- [Written request] Look through the data and write out every line with the word "liposomes" in it.

=====

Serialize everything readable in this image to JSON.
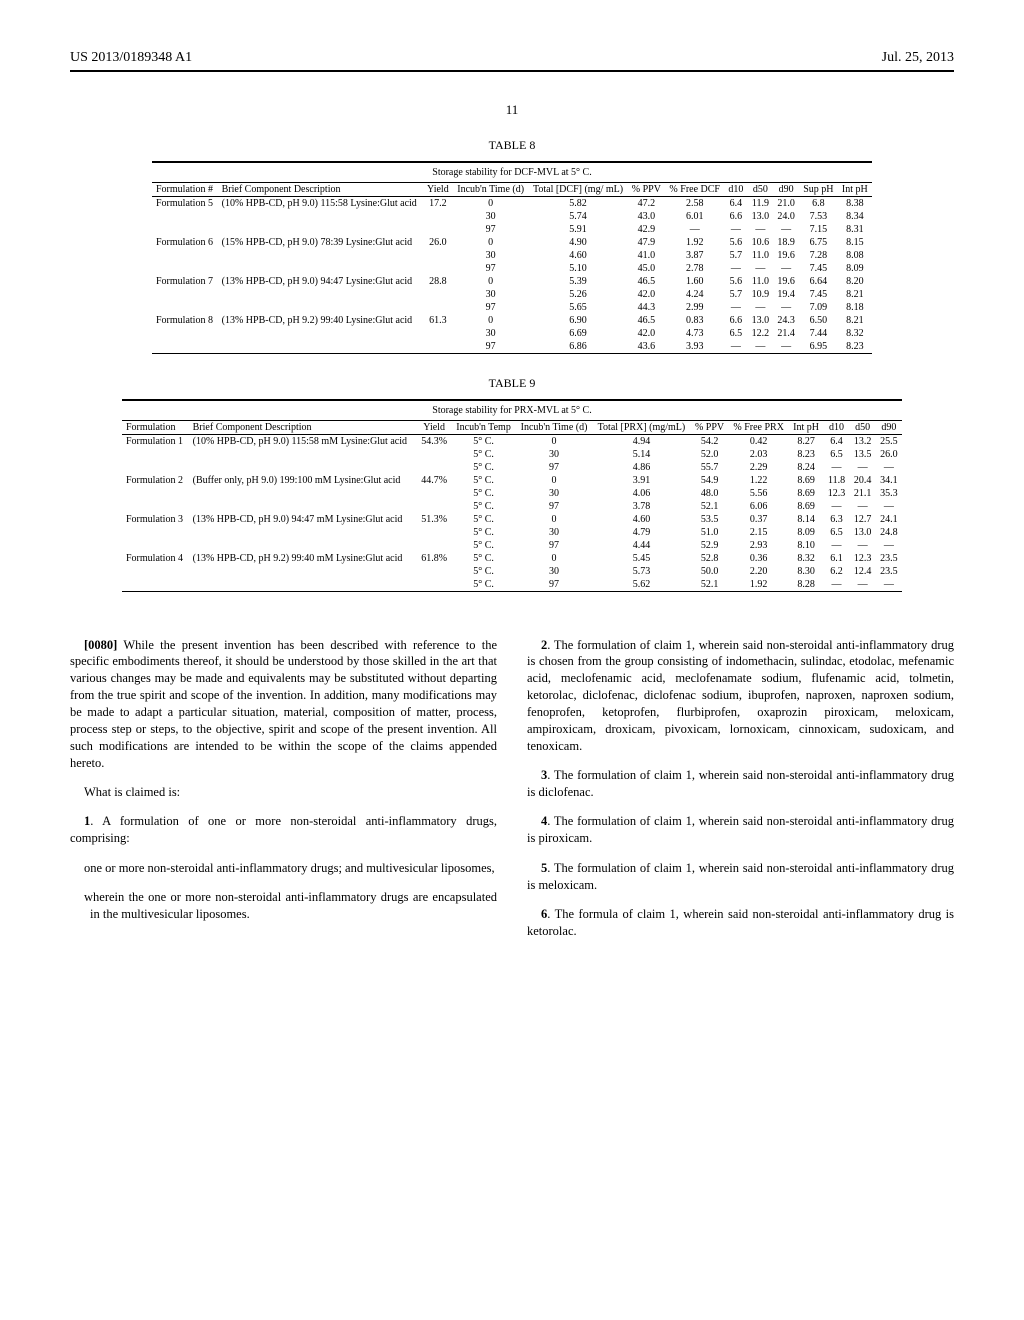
{
  "header": {
    "left": "US 2013/0189348 A1",
    "right": "Jul. 25, 2013",
    "page_number": "11"
  },
  "table8": {
    "label": "TABLE 8",
    "caption": "Storage stability for DCF-MVL at 5° C.",
    "columns": [
      "Formulation #",
      "Brief Component Description",
      "Yield",
      "Incub'n Time (d)",
      "Total [DCF] (mg/ mL)",
      "% PPV",
      "% Free DCF",
      "d10",
      "d50",
      "d90",
      "Sup pH",
      "Int pH"
    ],
    "formulations": [
      {
        "name": "Formulation 5",
        "desc": "(10% HPB-CD, pH 9.0) 115:58 Lysine:Glut acid",
        "yield": "17.2",
        "rows": [
          {
            "time": "0",
            "dcf": "5.82",
            "ppv": "47.2",
            "free": "2.58",
            "d10": "6.4",
            "d50": "11.9",
            "d90": "21.0",
            "sup": "6.8",
            "int": "8.38"
          },
          {
            "time": "30",
            "dcf": "5.74",
            "ppv": "43.0",
            "free": "6.01",
            "d10": "6.6",
            "d50": "13.0",
            "d90": "24.0",
            "sup": "7.53",
            "int": "8.34"
          },
          {
            "time": "97",
            "dcf": "5.91",
            "ppv": "42.9",
            "free": "—",
            "d10": "—",
            "d50": "—",
            "d90": "—",
            "sup": "7.15",
            "int": "8.31"
          }
        ]
      },
      {
        "name": "Formulation 6",
        "desc": "(15% HPB-CD, pH 9.0) 78:39 Lysine:Glut acid",
        "yield": "26.0",
        "rows": [
          {
            "time": "0",
            "dcf": "4.90",
            "ppv": "47.9",
            "free": "1.92",
            "d10": "5.6",
            "d50": "10.6",
            "d90": "18.9",
            "sup": "6.75",
            "int": "8.15"
          },
          {
            "time": "30",
            "dcf": "4.60",
            "ppv": "41.0",
            "free": "3.87",
            "d10": "5.7",
            "d50": "11.0",
            "d90": "19.6",
            "sup": "7.28",
            "int": "8.08"
          },
          {
            "time": "97",
            "dcf": "5.10",
            "ppv": "45.0",
            "free": "2.78",
            "d10": "—",
            "d50": "—",
            "d90": "—",
            "sup": "7.45",
            "int": "8.09"
          }
        ]
      },
      {
        "name": "Formulation 7",
        "desc": "(13% HPB-CD, pH 9.0) 94:47 Lysine:Glut acid",
        "yield": "28.8",
        "rows": [
          {
            "time": "0",
            "dcf": "5.39",
            "ppv": "46.5",
            "free": "1.60",
            "d10": "5.6",
            "d50": "11.0",
            "d90": "19.6",
            "sup": "6.64",
            "int": "8.20"
          },
          {
            "time": "30",
            "dcf": "5.26",
            "ppv": "42.0",
            "free": "4.24",
            "d10": "5.7",
            "d50": "10.9",
            "d90": "19.4",
            "sup": "7.45",
            "int": "8.21"
          },
          {
            "time": "97",
            "dcf": "5.65",
            "ppv": "44.3",
            "free": "2.99",
            "d10": "—",
            "d50": "—",
            "d90": "—",
            "sup": "7.09",
            "int": "8.18"
          }
        ]
      },
      {
        "name": "Formulation 8",
        "desc": "(13% HPB-CD, pH 9.2) 99:40 Lysine:Glut acid",
        "yield": "61.3",
        "rows": [
          {
            "time": "0",
            "dcf": "6.90",
            "ppv": "46.5",
            "free": "0.83",
            "d10": "6.6",
            "d50": "13.0",
            "d90": "24.3",
            "sup": "6.50",
            "int": "8.21"
          },
          {
            "time": "30",
            "dcf": "6.69",
            "ppv": "42.0",
            "free": "4.73",
            "d10": "6.5",
            "d50": "12.2",
            "d90": "21.4",
            "sup": "7.44",
            "int": "8.32"
          },
          {
            "time": "97",
            "dcf": "6.86",
            "ppv": "43.6",
            "free": "3.93",
            "d10": "—",
            "d50": "—",
            "d90": "—",
            "sup": "6.95",
            "int": "8.23"
          }
        ]
      }
    ]
  },
  "table9": {
    "label": "TABLE 9",
    "caption": "Storage stability for PRX-MVL at 5° C.",
    "columns": [
      "Formulation",
      "Brief Component Description",
      "Yield",
      "Incub'n Temp",
      "Incub'n Time (d)",
      "Total [PRX] (mg/mL)",
      "% PPV",
      "% Free PRX",
      "Int pH",
      "d10",
      "d50",
      "d90"
    ],
    "formulations": [
      {
        "name": "Formulation 1",
        "desc": "(10% HPB-CD, pH 9.0) 115:58 mM Lysine:Glut acid",
        "yield": "54.3%",
        "rows": [
          {
            "temp": "5° C.",
            "time": "0",
            "prx": "4.94",
            "ppv": "54.2",
            "free": "0.42",
            "int": "8.27",
            "d10": "6.4",
            "d50": "13.2",
            "d90": "25.5"
          },
          {
            "temp": "5° C.",
            "time": "30",
            "prx": "5.14",
            "ppv": "52.0",
            "free": "2.03",
            "int": "8.23",
            "d10": "6.5",
            "d50": "13.5",
            "d90": "26.0"
          },
          {
            "temp": "5° C.",
            "time": "97",
            "prx": "4.86",
            "ppv": "55.7",
            "free": "2.29",
            "int": "8.24",
            "d10": "—",
            "d50": "—",
            "d90": "—"
          }
        ]
      },
      {
        "name": "Formulation 2",
        "desc": "(Buffer only, pH 9.0) 199:100 mM Lysine:Glut acid",
        "yield": "44.7%",
        "rows": [
          {
            "temp": "5° C.",
            "time": "0",
            "prx": "3.91",
            "ppv": "54.9",
            "free": "1.22",
            "int": "8.69",
            "d10": "11.8",
            "d50": "20.4",
            "d90": "34.1"
          },
          {
            "temp": "5° C.",
            "time": "30",
            "prx": "4.06",
            "ppv": "48.0",
            "free": "5.56",
            "int": "8.69",
            "d10": "12.3",
            "d50": "21.1",
            "d90": "35.3"
          },
          {
            "temp": "5° C.",
            "time": "97",
            "prx": "3.78",
            "ppv": "52.1",
            "free": "6.06",
            "int": "8.69",
            "d10": "—",
            "d50": "—",
            "d90": "—"
          }
        ]
      },
      {
        "name": "Formulation 3",
        "desc": "(13% HPB-CD, pH 9.0) 94:47 mM Lysine:Glut acid",
        "yield": "51.3%",
        "rows": [
          {
            "temp": "5° C.",
            "time": "0",
            "prx": "4.60",
            "ppv": "53.5",
            "free": "0.37",
            "int": "8.14",
            "d10": "6.3",
            "d50": "12.7",
            "d90": "24.1"
          },
          {
            "temp": "5° C.",
            "time": "30",
            "prx": "4.79",
            "ppv": "51.0",
            "free": "2.15",
            "int": "8.09",
            "d10": "6.5",
            "d50": "13.0",
            "d90": "24.8"
          },
          {
            "temp": "5° C.",
            "time": "97",
            "prx": "4.44",
            "ppv": "52.9",
            "free": "2.93",
            "int": "8.10",
            "d10": "—",
            "d50": "—",
            "d90": "—"
          }
        ]
      },
      {
        "name": "Formulation 4",
        "desc": "(13% HPB-CD, pH 9.2) 99:40 mM Lysine:Glut acid",
        "yield": "61.8%",
        "rows": [
          {
            "temp": "5° C.",
            "time": "0",
            "prx": "5.45",
            "ppv": "52.8",
            "free": "0.36",
            "int": "8.32",
            "d10": "6.1",
            "d50": "12.3",
            "d90": "23.5"
          },
          {
            "temp": "5° C.",
            "time": "30",
            "prx": "5.73",
            "ppv": "50.0",
            "free": "2.20",
            "int": "8.30",
            "d10": "6.2",
            "d50": "12.4",
            "d90": "23.5"
          },
          {
            "temp": "5° C.",
            "time": "97",
            "prx": "5.62",
            "ppv": "52.1",
            "free": "1.92",
            "int": "8.28",
            "d10": "—",
            "d50": "—",
            "d90": "—"
          }
        ]
      }
    ]
  },
  "body": {
    "para_0080_num": "[0080]",
    "para_0080": "While the present invention has been described with reference to the specific embodiments thereof, it should be understood by those skilled in the art that various changes may be made and equivalents may be substituted without departing from the true spirit and scope of the invention. In addition, many modifications may be made to adapt a particular situation, material, composition of matter, process, process step or steps, to the objective, spirit and scope of the present invention. All such modifications are intended to be within the scope of the claims appended hereto.",
    "claimed_intro": "What is claimed is:",
    "claim1_num": "1",
    "claim1_lead": ". A formulation of one or more non-steroidal anti-inflammatory drugs, comprising:",
    "claim1_sub1": "one or more non-steroidal anti-inflammatory drugs; and multivesicular liposomes,",
    "claim1_sub2": "wherein the one or more non-steroidal anti-inflammatory drugs are encapsulated in the multivesicular liposomes.",
    "claim2_num": "2",
    "claim2": ". The formulation of claim 1, wherein said non-steroidal anti-inflammatory drug is chosen from the group consisting of indomethacin, sulindac, etodolac, mefenamic acid, meclofenamic acid, meclofenamate sodium, flufenamic acid, tolmetin, ketorolac, diclofenac, diclofenac sodium, ibuprofen, naproxen, naproxen sodium, fenoprofen, ketoprofen, flurbiprofen, oxaprozin piroxicam, meloxicam, ampiroxicam, droxicam, pivoxicam, lornoxicam, cinnoxicam, sudoxicam, and tenoxicam.",
    "claim3_num": "3",
    "claim3": ". The formulation of claim 1, wherein said non-steroidal anti-inflammatory drug is diclofenac.",
    "claim4_num": "4",
    "claim4": ". The formulation of claim 1, wherein said non-steroidal anti-inflammatory drug is piroxicam.",
    "claim5_num": "5",
    "claim5": ". The formulation of claim 1, wherein said non-steroidal anti-inflammatory drug is meloxicam.",
    "claim6_num": "6",
    "claim6": ". The formula of claim 1, wherein said non-steroidal anti-inflammatory drug is ketorolac."
  }
}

=====

- [Response]
    "claim1_sub1": "one or more non-steroidal anti-inflammatory drugs; and multivesicular liposomes,",
    "claim1_sub2": "wherein the one or more non-steroidal anti-inflammatory drugs are encapsulated in the multivesicular liposomes.",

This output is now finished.